> **Stated exercise**: Return the records exactly as they are.

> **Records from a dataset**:
- - - - - - -
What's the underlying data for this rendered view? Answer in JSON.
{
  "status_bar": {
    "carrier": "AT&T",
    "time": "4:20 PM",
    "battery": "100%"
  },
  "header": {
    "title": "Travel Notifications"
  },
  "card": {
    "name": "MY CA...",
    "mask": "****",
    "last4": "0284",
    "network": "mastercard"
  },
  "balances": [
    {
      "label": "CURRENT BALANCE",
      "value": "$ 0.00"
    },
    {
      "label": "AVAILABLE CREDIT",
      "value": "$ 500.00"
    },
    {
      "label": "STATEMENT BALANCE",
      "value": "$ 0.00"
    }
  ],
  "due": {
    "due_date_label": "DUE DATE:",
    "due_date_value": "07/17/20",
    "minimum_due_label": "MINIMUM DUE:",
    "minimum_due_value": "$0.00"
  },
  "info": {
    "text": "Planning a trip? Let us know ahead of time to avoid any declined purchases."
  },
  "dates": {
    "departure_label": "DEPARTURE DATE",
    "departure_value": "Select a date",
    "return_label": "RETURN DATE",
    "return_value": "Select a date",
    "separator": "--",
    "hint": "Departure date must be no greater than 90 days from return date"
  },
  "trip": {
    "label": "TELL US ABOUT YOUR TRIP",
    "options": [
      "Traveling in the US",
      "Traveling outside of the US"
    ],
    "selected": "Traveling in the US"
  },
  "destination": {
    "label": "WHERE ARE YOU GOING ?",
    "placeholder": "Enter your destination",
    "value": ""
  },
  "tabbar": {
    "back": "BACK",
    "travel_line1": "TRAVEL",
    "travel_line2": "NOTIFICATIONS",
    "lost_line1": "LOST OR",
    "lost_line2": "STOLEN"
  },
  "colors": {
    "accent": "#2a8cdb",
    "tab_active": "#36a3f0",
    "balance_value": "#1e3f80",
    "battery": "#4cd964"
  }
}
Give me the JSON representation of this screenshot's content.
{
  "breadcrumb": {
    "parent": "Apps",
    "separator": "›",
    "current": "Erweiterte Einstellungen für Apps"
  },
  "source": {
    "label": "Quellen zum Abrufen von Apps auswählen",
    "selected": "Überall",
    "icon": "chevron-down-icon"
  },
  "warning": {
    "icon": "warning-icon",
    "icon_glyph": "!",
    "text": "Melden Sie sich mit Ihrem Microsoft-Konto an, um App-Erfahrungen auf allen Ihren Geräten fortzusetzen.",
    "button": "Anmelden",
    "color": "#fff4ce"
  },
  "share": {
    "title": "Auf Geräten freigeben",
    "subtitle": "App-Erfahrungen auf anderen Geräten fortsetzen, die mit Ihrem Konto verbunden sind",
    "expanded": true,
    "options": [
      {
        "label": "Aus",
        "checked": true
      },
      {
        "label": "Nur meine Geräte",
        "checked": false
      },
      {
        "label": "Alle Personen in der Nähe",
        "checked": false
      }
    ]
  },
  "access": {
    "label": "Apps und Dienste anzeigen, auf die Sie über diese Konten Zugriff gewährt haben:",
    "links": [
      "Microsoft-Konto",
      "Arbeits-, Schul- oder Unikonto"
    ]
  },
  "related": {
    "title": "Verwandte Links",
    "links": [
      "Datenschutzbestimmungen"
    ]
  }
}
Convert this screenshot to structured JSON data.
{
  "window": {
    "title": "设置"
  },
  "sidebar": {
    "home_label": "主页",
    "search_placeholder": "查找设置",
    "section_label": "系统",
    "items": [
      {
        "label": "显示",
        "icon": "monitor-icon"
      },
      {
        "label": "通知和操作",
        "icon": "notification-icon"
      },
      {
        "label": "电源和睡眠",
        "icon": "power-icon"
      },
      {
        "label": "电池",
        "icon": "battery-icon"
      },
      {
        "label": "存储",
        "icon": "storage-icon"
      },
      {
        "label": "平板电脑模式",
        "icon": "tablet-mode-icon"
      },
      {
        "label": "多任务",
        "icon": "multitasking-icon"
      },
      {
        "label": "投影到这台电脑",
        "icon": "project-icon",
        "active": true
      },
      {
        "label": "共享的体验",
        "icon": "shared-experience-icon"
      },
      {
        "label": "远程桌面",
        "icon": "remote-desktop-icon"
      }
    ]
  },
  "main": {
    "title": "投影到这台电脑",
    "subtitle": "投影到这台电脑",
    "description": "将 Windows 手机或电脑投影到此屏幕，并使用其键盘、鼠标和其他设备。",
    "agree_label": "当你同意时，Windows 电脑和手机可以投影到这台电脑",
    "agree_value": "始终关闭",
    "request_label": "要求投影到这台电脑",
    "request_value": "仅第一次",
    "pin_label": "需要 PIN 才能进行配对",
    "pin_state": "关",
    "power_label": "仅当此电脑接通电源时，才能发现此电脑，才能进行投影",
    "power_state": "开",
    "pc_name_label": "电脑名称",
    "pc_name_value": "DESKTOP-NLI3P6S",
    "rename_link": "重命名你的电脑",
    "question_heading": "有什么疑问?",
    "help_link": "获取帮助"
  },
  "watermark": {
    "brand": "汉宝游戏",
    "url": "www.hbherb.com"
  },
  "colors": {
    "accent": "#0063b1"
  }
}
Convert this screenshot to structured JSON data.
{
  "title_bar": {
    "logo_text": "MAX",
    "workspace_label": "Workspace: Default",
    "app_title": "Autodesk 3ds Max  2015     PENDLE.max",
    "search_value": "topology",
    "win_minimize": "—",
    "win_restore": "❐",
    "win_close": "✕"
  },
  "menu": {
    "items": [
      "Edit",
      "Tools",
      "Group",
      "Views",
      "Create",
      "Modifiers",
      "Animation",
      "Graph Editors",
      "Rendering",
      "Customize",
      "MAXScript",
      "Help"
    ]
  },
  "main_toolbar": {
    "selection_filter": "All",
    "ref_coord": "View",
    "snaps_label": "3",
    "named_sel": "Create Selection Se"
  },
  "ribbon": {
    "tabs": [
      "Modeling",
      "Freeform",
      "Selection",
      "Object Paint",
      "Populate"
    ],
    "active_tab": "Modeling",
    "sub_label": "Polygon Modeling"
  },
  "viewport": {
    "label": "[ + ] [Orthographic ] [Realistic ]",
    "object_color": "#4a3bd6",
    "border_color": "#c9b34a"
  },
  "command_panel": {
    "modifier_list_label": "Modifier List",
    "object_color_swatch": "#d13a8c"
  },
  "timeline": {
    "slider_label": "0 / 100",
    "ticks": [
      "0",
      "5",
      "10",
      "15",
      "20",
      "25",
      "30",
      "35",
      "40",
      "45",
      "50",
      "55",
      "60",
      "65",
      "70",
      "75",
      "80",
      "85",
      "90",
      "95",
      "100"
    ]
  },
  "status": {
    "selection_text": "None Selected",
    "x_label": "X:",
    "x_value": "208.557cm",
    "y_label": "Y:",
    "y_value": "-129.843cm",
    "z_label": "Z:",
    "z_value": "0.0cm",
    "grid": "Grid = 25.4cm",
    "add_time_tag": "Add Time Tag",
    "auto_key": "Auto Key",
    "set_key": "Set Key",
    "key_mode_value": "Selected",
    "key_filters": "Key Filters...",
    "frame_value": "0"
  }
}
- - - - - - -
> **Task result**:
What's the underlying data for this rendered view? Answer in JSON.
{
  "status_bar": {
    "carrier": "AT&T",
    "time": "4:20 PM",
    "battery": "100%"
  },
  "header": {
    "title": "Travel Notifications"
  },
  "card": {
    "name": "MY CA...",
    "mask": "****",
    "last4": "0284",
    "network": "mastercard"
  },
  "balances": [
    {
      "label": "CURRENT BALANCE",
      "value": "$ 0.00"
    },
    {
      "label": "AVAILABLE CREDIT",
      "value": "$ 500.00"
    },
    {
      "label": "STATEMENT BALANCE",
      "value": "$ 0.00"
    }
  ],
  "due": {
    "due_date_label": "DUE DATE:",
    "due_date_value": "07/17/20",
    "minimum_due_label": "MINIMUM DUE:",
    "minimum_due_value": "$0.00"
  },
  "info": {
    "text": "Planning a trip? Let us know ahead of time to avoid any declined purchases."
  },
  "dates": {
    "departure_label": "DEPARTURE DATE",
    "departure_value": "Select a date",
    "return_label": "RETURN DATE",
    "return_value": "Select a date",
    "separator": "--",
    "hint": "Departure date must be no greater than 90 days from return date"
  },
  "trip": {
    "label": "TELL US ABOUT YOUR TRIP",
    "options": [
      "Traveling in the US",
      "Traveling outside of the US"
    ],
    "selected": "Traveling in the US"
  },
  "destination": {
    "label": "WHERE ARE YOU GOING ?",
    "placeholder": "Enter your destination",
    "value": ""
  },
  "tabbar": {
    "back": "BACK",
    "travel_line1": "TRAVEL",
    "travel_line2": "NOTIFICATIONS",
    "lost_line1": "LOST OR",
    "lost_line2": "STOLEN"
  },
  "colors": {
    "accent": "#2a8cdb",
    "tab_active": "#36a3f0",
    "balance_value": "#1e3f80",
    "battery": "#4cd964"
  }
}
Give me the JSON representation of this screenshot's content.
{
  "breadcrumb": {
    "parent": "Apps",
    "separator": "›",
    "current": "Erweiterte Einstellungen für Apps"
  },
  "source": {
    "label": "Quellen zum Abrufen von Apps auswählen",
    "selected": "Überall",
    "icon": "chevron-down-icon"
  },
  "warning": {
    "icon": "warning-icon",
    "icon_glyph": "!",
    "text": "Melden Sie sich mit Ihrem Microsoft-Konto an, um App-Erfahrungen auf allen Ihren Geräten fortzusetzen.",
    "button": "Anmelden",
    "color": "#fff4ce"
  },
  "share": {
    "title": "Auf Geräten freigeben",
    "subtitle": "App-Erfahrungen auf anderen Geräten fortsetzen, die mit Ihrem Konto verbunden sind",
    "expanded": true,
    "options": [
      {
        "label": "Aus",
        "checked": true
      },
      {
        "label": "Nur meine Geräte",
        "checked": false
      },
      {
        "label": "Alle Personen in der Nähe",
        "checked": false
      }
    ]
  },
  "access": {
    "label": "Apps und Dienste anzeigen, auf die Sie über diese Konten Zugriff gewährt haben:",
    "links": [
      "Microsoft-Konto",
      "Arbeits-, Schul- oder Unikonto"
    ]
  },
  "related": {
    "title": "Verwandte Links",
    "links": [
      "Datenschutzbestimmungen"
    ]
  }
}
Convert this screenshot to structured JSON data.
{
  "window": {
    "title": "设置"
  },
  "sidebar": {
    "home_label": "主页",
    "search_placeholder": "查找设置",
    "section_label": "系统",
    "items": [
      {
        "label": "显示",
        "icon": "monitor-icon"
      },
      {
        "label": "通知和操作",
        "icon": "notification-icon"
      },
      {
        "label": "电源和睡眠",
        "icon": "power-icon"
      },
      {
        "label": "电池",
        "icon": "battery-icon"
      },
      {
        "label": "存储",
        "icon": "storage-icon"
      },
      {
        "label": "平板电脑模式",
        "icon": "tablet-mode-icon"
      },
      {
        "label": "多任务",
        "icon": "multitasking-icon"
      },
      {
        "label": "投影到这台电脑",
        "icon": "project-icon",
        "active": true
      },
      {
        "label": "共享的体验",
        "icon": "shared-experience-icon"
      },
      {
        "label": "远程桌面",
        "icon": "remote-desktop-icon"
      }
    ]
  },
  "main": {
    "title": "投影到这台电脑",
    "subtitle": "投影到这台电脑",
    "description": "将 Windows 手机或电脑投影到此屏幕，并使用其键盘、鼠标和其他设备。",
    "agree_label": "当你同意时，Windows 电脑和手机可以投影到这台电脑",
    "agree_value": "始终关闭",
    "request_label": "要求投影到这台电脑",
    "request_value": "仅第一次",
    "pin_label": "需要 PIN 才能进行配对",
    "pin_state": "关",
    "power_label": "仅当此电脑接通电源时，才能发现此电脑，才能进行投影",
    "power_state": "开",
    "pc_name_label": "电脑名称",
    "pc_name_value": "DESKTOP-NLI3P6S",
    "rename_link": "重命名你的电脑",
    "question_heading": "有什么疑问?",
    "help_link": "获取帮助"
  },
  "watermark": {
    "brand": "汉宝游戏",
    "url": "www.hbherb.com"
  },
  "colors": {
    "accent": "#0063b1"
  }
}
Convert this screenshot to structured JSON data.
{
  "title_bar": {
    "logo_text": "MAX",
    "workspace_label": "Workspace: Default",
    "app_title": "Autodesk 3ds Max  2015     PENDLE.max",
    "search_value": "topology",
    "win_minimize": "—",
    "win_restore": "❐",
    "win_close": "✕"
  },
  "menu": {
    "items": [
      "Edit",
      "Tools",
      "Group",
      "Views",
      "Create",
      "Modifiers",
      "Animation",
      "Graph Editors",
      "Rendering",
      "Customize",
      "MAXScript",
      "Help"
    ]
  },
  "main_toolbar": {
    "selection_filter": "All",
    "ref_coord": "View",
    "snaps_label": "3",
    "named_sel": "Create Selection Se"
  },
  "ribbon": {
    "tabs": [
      "Modeling",
      "Freeform",
      "Selection",
      "Object Paint",
      "Populate"
    ],
    "active_tab": "Modeling",
    "sub_label": "Polygon Modeling"
  },
  "viewport": {
    "label": "[ + ] [Orthographic ] [Realistic ]",
    "object_color": "#4a3bd6",
    "border_color": "#c9b34a"
  },
  "command_panel": {
    "modifier_list_label": "Modifier List",
    "object_color_swatch": "#d13a8c"
  },
  "timeline": {
    "slider_label": "0 / 100",
    "ticks": [
      "0",
      "5",
      "10",
      "15",
      "20",
      "25",
      "30",
      "35",
      "40",
      "45",
      "50",
      "55",
      "60",
      "65",
      "70",
      "75",
      "80",
      "85",
      "90",
      "95",
      "100"
    ]
  },
  "status": {
    "selection_text": "None Selected",
    "x_label": "X:",
    "x_value": "208.557cm",
    "y_label": "Y:",
    "y_value": "-129.843cm",
    "z_label": "Z:",
    "z_value": "0.0cm",
    "grid": "Grid = 25.4cm",
    "add_time_tag": "Add Time Tag",
    "auto_key": "Auto Key",
    "set_key": "Set Key",
    "key_mode_value": "Selected",
    "key_filters": "Key Filters...",
    "frame_value": "0"
  }
}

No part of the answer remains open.